— Start RECORDS FOR THE EXERCISE —
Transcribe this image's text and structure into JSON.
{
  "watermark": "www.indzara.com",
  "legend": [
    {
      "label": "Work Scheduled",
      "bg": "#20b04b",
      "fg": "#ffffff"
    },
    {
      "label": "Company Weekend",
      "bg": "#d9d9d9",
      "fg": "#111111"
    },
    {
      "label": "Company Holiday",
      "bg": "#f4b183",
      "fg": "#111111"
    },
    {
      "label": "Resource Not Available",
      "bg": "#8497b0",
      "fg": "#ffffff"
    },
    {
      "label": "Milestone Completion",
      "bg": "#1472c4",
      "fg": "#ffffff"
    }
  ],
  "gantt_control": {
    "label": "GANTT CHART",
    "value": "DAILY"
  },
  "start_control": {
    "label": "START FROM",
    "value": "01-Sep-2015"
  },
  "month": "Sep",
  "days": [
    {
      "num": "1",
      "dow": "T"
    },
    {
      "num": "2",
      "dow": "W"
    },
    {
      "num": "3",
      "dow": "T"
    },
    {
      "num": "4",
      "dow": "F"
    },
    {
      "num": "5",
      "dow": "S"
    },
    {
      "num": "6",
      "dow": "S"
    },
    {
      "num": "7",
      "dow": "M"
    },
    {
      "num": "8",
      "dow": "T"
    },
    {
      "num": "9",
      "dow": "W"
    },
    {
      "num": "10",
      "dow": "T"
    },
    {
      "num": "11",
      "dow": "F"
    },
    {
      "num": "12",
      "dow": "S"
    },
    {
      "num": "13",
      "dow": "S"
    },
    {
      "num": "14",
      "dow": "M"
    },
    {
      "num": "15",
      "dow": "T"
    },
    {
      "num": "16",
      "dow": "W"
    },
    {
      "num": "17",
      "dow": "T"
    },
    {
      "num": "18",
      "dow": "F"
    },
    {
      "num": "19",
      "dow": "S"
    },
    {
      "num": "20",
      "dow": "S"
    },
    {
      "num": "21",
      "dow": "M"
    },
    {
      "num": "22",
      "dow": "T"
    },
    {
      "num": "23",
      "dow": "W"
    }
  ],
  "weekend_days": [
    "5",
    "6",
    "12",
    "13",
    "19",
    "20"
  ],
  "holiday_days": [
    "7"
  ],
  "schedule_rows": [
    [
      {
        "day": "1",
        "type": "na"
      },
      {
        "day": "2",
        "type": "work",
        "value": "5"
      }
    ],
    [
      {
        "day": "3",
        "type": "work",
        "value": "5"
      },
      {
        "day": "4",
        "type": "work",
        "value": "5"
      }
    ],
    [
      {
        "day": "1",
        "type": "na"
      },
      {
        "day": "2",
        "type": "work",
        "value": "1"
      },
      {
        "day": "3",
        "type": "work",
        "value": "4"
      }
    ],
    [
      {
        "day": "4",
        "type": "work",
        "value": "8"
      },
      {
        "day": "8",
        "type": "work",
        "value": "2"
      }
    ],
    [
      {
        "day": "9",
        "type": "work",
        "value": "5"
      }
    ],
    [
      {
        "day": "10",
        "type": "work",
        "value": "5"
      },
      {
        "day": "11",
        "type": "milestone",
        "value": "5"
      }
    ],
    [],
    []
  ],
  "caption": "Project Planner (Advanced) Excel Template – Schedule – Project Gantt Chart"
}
— End RECORDS FOR THE EXERCISE —
## PROMPT
Find the string "Company" in the listing and return every line that holds it.

## SOLVED EXERCISE
      "label": "Company Weekend",
      "label": "Company Holiday",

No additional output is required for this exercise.